***** Material to process

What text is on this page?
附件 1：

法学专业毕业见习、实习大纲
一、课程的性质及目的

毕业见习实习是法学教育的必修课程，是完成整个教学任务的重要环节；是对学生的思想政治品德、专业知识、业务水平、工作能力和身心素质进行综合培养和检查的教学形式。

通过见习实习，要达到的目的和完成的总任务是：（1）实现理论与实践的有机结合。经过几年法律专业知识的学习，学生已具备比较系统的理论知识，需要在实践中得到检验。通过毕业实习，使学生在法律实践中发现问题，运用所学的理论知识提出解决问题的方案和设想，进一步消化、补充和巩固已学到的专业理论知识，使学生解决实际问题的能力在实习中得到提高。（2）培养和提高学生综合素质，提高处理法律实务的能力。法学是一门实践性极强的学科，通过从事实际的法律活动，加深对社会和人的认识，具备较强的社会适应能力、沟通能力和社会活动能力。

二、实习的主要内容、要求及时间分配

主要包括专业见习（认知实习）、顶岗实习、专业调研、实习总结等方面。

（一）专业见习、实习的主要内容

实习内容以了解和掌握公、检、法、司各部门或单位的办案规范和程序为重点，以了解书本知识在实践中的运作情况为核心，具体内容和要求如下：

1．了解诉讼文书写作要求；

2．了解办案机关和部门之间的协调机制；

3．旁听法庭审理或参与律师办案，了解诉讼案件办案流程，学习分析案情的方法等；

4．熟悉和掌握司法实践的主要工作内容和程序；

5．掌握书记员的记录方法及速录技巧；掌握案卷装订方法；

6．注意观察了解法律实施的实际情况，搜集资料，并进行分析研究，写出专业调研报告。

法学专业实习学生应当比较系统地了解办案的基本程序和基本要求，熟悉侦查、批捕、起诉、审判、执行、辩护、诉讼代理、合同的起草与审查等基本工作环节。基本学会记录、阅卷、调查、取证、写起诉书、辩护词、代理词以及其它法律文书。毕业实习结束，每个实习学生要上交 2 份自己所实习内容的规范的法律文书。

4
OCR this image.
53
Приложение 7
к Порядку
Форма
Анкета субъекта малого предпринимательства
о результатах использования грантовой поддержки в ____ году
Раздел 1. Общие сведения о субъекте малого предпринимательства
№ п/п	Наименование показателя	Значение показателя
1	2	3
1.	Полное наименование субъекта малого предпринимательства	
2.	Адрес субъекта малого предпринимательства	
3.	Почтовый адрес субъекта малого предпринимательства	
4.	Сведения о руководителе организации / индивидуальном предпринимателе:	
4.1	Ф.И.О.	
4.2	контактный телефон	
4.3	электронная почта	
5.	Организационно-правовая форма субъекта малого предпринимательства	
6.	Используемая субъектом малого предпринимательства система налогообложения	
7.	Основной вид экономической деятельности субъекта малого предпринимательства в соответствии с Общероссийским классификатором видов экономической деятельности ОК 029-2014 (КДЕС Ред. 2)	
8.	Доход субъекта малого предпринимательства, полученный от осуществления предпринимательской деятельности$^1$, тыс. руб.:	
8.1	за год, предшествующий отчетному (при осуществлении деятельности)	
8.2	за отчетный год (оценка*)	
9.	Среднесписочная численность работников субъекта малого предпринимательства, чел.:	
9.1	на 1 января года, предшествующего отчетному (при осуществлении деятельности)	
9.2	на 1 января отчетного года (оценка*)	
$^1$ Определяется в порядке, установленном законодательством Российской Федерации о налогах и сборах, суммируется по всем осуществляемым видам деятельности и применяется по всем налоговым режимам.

**********

• [Challenge]: Faithfully copy every entry, leaving nothing out.

• [Exercise answer]:
What text is on this page?
附件 1：

法学专业毕业见习、实习大纲
一、课程的性质及目的

毕业见习实习是法学教育的必修课程，是完成整个教学任务的重要环节；是对学生的思想政治品德、专业知识、业务水平、工作能力和身心素质进行综合培养和检查的教学形式。

通过见习实习，要达到的目的和完成的总任务是：（1）实现理论与实践的有机结合。经过几年法律专业知识的学习，学生已具备比较系统的理论知识，需要在实践中得到检验。通过毕业实习，使学生在法律实践中发现问题，运用所学的理论知识提出解决问题的方案和设想，进一步消化、补充和巩固已学到的专业理论知识，使学生解决实际问题的能力在实习中得到提高。（2）培养和提高学生综合素质，提高处理法律实务的能力。法学是一门实践性极强的学科，通过从事实际的法律活动，加深对社会和人的认识，具备较强的社会适应能力、沟通能力和社会活动能力。

二、实习的主要内容、要求及时间分配

主要包括专业见习（认知实习）、顶岗实习、专业调研、实习总结等方面。

（一）专业见习、实习的主要内容

实习内容以了解和掌握公、检、法、司各部门或单位的办案规范和程序为重点，以了解书本知识在实践中的运作情况为核心，具体内容和要求如下：

1．了解诉讼文书写作要求；

2．了解办案机关和部门之间的协调机制；

3．旁听法庭审理或参与律师办案，了解诉讼案件办案流程，学习分析案情的方法等；

4．熟悉和掌握司法实践的主要工作内容和程序；

5．掌握书记员的记录方法及速录技巧；掌握案卷装订方法；

6．注意观察了解法律实施的实际情况，搜集资料，并进行分析研究，写出专业调研报告。

法学专业实习学生应当比较系统地了解办案的基本程序和基本要求，熟悉侦查、批捕、起诉、审判、执行、辩护、诉讼代理、合同的起草与审查等基本工作环节。基本学会记录、阅卷、调查、取证、写起诉书、辩护词、代理词以及其它法律文书。毕业实习结束，每个实习学生要上交 2 份自己所实习内容的规范的法律文书。

4
OCR this image.
53
Приложение 7
к Порядку
Форма
Анкета субъекта малого предпринимательства
о результатах использования грантовой поддержки в ____ году
Раздел 1. Общие сведения о субъекте малого предпринимательства
№ п/п	Наименование показателя	Значение показателя
1	2	3
1.	Полное наименование субъекта малого предпринимательства	
2.	Адрес субъекта малого предпринимательства	
3.	Почтовый адрес субъекта малого предпринимательства	
4.	Сведения о руководителе организации / индивидуальном предпринимателе:	
4.1	Ф.И.О.	
4.2	контактный телефон	
4.3	электронная почта	
5.	Организационно-правовая форма субъекта малого предпринимательства	
6.	Используемая субъектом малого предпринимательства система налогообложения	
7.	Основной вид экономической деятельности субъекта малого предпринимательства в соответствии с Общероссийским классификатором видов экономической деятельности ОК 029-2014 (КДЕС Ред. 2)	
8.	Доход субъекта малого предпринимательства, полученный от осуществления предпринимательской деятельности$^1$, тыс. руб.:	
8.1	за год, предшествующий отчетному (при осуществлении деятельности)	
8.2	за отчетный год (оценка*)	
9.	Среднесписочная численность работников субъекта малого предпринимательства, чел.:	
9.1	на 1 января года, предшествующего отчетному (при осуществлении деятельности)	
9.2	на 1 января отчетного года (оценка*)	
$^1$ Определяется в порядке, установленном законодательством Российской Федерации о налогах и сборах, суммируется по всем осуществляемым видам деятельности и применяется по всем налоговым режимам.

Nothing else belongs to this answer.